Data items
★ ★ ★ ★ ★ ★ ★

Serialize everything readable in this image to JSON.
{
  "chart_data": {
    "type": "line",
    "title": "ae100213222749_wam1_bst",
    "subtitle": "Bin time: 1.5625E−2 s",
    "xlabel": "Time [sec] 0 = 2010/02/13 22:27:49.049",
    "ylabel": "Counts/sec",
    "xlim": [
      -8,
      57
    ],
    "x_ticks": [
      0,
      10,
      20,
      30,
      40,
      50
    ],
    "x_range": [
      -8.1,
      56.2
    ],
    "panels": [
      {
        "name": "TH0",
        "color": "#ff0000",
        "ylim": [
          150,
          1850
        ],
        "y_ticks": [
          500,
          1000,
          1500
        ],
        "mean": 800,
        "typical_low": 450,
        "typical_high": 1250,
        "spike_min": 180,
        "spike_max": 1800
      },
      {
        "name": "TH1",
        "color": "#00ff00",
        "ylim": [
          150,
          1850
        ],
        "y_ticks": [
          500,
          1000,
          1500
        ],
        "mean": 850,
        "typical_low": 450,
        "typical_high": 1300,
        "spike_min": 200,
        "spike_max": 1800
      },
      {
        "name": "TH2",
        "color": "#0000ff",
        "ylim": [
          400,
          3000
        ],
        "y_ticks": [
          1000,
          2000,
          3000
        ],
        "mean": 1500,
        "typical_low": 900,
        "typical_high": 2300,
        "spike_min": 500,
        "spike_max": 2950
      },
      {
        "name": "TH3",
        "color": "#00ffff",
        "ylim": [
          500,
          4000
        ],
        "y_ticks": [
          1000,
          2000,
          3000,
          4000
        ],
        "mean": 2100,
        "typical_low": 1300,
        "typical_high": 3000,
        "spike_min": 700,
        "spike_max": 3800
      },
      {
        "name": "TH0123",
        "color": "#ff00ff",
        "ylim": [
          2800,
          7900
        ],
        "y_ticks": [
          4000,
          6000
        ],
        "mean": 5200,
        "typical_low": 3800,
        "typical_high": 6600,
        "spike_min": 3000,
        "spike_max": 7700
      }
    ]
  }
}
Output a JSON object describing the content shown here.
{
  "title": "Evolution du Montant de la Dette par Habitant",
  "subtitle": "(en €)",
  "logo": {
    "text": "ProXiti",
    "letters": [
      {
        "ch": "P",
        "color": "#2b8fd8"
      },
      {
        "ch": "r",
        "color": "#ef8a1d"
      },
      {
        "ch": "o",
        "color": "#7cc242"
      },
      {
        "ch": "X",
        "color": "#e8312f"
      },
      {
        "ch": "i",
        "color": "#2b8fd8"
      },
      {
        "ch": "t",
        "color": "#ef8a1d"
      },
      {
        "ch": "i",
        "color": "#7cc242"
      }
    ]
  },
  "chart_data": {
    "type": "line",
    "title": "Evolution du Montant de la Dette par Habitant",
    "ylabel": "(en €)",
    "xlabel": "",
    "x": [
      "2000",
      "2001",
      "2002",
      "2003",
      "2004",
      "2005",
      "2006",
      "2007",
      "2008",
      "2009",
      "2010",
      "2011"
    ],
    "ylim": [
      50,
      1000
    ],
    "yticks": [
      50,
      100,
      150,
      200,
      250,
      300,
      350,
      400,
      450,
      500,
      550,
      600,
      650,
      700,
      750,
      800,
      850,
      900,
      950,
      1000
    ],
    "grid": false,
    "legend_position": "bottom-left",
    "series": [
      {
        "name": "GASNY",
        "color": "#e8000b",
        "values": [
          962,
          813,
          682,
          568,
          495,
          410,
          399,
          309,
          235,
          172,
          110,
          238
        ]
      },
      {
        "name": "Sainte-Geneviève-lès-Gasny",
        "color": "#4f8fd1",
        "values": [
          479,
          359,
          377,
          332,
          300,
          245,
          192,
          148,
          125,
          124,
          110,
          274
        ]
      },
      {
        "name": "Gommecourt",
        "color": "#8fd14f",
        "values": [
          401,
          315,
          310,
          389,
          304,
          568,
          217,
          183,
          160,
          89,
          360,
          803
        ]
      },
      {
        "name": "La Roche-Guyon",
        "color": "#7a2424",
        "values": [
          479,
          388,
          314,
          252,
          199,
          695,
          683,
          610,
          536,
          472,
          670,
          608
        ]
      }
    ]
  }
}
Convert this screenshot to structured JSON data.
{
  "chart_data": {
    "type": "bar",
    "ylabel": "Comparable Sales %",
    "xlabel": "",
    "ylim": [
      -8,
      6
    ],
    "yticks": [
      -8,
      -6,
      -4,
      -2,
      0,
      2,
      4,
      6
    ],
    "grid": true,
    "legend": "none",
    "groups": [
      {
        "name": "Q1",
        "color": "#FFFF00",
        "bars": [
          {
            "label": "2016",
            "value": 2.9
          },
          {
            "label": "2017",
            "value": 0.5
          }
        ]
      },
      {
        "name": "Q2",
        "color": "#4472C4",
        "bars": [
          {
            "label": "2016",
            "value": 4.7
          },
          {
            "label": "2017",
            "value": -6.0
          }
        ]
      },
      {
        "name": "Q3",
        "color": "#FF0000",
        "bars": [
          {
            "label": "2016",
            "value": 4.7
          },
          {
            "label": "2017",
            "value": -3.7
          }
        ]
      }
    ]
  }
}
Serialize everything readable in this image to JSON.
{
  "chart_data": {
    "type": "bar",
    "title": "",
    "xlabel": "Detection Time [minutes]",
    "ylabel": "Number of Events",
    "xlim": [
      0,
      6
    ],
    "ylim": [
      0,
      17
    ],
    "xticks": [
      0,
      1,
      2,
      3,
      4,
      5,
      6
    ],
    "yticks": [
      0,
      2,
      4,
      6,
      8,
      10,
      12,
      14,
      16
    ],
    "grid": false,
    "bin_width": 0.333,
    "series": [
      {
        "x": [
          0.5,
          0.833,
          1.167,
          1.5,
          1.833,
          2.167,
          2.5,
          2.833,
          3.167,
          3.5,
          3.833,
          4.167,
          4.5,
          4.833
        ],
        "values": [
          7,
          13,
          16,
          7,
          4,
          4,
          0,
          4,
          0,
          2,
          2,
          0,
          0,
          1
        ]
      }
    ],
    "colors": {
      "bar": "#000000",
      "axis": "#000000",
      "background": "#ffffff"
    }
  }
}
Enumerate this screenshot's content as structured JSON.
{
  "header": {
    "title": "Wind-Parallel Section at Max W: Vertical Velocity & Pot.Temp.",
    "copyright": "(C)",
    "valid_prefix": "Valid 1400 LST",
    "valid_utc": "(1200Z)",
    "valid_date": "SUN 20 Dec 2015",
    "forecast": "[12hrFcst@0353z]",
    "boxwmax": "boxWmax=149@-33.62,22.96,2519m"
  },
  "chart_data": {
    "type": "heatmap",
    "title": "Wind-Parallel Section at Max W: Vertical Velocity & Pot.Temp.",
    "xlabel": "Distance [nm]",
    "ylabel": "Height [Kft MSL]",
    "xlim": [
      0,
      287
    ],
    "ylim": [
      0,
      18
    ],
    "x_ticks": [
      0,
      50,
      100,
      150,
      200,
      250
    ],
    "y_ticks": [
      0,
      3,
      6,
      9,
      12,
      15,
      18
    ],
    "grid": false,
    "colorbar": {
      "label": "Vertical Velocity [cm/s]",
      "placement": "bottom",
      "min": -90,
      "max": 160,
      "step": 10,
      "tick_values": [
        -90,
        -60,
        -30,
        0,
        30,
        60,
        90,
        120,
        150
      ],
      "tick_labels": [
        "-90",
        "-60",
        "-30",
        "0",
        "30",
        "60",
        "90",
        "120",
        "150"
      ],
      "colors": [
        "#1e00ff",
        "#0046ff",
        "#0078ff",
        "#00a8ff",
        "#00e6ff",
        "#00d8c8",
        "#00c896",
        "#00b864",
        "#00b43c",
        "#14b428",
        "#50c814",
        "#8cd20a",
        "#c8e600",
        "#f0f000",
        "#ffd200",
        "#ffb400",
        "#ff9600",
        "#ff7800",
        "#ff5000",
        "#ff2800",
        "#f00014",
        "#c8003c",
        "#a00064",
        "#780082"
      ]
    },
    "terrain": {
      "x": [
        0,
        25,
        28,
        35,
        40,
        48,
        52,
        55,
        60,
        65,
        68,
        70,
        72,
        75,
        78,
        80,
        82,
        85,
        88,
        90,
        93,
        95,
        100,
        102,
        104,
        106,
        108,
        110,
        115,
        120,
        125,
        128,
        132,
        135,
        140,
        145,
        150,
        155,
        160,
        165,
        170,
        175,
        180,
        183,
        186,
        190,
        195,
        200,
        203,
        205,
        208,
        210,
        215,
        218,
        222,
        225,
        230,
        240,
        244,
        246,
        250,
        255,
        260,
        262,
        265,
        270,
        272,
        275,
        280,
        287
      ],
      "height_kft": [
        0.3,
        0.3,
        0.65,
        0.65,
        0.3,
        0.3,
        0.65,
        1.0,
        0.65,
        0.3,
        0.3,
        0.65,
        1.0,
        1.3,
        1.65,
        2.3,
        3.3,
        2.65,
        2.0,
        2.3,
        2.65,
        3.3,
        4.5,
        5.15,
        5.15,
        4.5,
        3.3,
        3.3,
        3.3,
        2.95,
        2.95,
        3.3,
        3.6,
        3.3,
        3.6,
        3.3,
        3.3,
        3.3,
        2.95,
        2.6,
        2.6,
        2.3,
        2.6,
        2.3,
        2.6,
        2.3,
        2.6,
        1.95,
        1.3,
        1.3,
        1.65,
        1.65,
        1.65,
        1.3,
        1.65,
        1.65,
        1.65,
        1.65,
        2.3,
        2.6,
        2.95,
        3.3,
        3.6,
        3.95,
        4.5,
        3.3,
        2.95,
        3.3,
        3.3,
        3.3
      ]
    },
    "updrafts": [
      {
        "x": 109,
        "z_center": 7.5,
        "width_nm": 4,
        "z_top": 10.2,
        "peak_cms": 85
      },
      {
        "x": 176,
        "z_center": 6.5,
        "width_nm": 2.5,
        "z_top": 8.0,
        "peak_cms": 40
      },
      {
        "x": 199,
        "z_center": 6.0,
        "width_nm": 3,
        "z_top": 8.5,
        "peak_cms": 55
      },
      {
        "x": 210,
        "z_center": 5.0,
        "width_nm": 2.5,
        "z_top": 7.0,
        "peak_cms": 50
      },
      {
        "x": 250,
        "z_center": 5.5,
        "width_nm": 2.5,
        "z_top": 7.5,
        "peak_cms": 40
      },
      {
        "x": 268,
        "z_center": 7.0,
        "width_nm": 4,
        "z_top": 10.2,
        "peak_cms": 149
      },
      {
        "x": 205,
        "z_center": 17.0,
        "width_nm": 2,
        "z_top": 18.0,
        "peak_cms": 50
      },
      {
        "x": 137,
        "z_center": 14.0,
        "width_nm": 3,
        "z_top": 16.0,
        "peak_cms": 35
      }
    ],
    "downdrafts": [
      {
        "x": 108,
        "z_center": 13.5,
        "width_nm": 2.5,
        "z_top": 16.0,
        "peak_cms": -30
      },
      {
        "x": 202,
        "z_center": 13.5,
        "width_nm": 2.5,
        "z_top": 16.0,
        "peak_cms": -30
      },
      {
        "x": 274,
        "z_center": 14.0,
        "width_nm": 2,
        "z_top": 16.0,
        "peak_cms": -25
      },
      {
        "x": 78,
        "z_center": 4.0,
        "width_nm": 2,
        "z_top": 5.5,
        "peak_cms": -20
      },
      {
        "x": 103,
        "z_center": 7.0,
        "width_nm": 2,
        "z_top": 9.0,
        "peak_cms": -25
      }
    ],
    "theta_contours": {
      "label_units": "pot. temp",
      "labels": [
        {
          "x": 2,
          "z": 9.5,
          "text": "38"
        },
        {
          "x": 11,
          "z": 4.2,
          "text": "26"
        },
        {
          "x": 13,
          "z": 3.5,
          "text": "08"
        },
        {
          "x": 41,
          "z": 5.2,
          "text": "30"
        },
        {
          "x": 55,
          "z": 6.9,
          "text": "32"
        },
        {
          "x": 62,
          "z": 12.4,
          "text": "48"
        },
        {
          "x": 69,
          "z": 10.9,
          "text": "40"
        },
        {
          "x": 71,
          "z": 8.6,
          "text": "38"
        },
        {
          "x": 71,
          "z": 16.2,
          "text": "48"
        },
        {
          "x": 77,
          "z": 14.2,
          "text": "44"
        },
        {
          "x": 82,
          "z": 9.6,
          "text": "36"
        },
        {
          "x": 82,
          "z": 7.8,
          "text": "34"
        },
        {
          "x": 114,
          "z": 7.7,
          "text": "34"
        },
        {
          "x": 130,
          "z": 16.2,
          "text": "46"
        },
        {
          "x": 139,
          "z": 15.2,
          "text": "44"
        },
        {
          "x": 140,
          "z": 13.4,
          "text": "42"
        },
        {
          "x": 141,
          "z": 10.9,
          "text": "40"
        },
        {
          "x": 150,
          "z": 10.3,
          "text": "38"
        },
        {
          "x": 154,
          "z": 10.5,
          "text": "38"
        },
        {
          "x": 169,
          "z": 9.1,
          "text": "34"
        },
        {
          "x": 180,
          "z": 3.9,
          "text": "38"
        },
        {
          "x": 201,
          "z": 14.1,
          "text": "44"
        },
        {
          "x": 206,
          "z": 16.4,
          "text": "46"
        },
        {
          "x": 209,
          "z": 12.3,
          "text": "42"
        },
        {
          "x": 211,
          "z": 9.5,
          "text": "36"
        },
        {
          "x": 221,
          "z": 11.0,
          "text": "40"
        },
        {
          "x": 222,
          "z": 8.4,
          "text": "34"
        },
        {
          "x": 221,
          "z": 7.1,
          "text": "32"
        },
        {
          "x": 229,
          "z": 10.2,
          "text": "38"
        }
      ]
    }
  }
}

★ ★ ★ ★ ★ ★ ★

§ **What the exercise asks**
How many of the lines above hold the word "Montant"? Give only that number.

§ **Response to the task**
2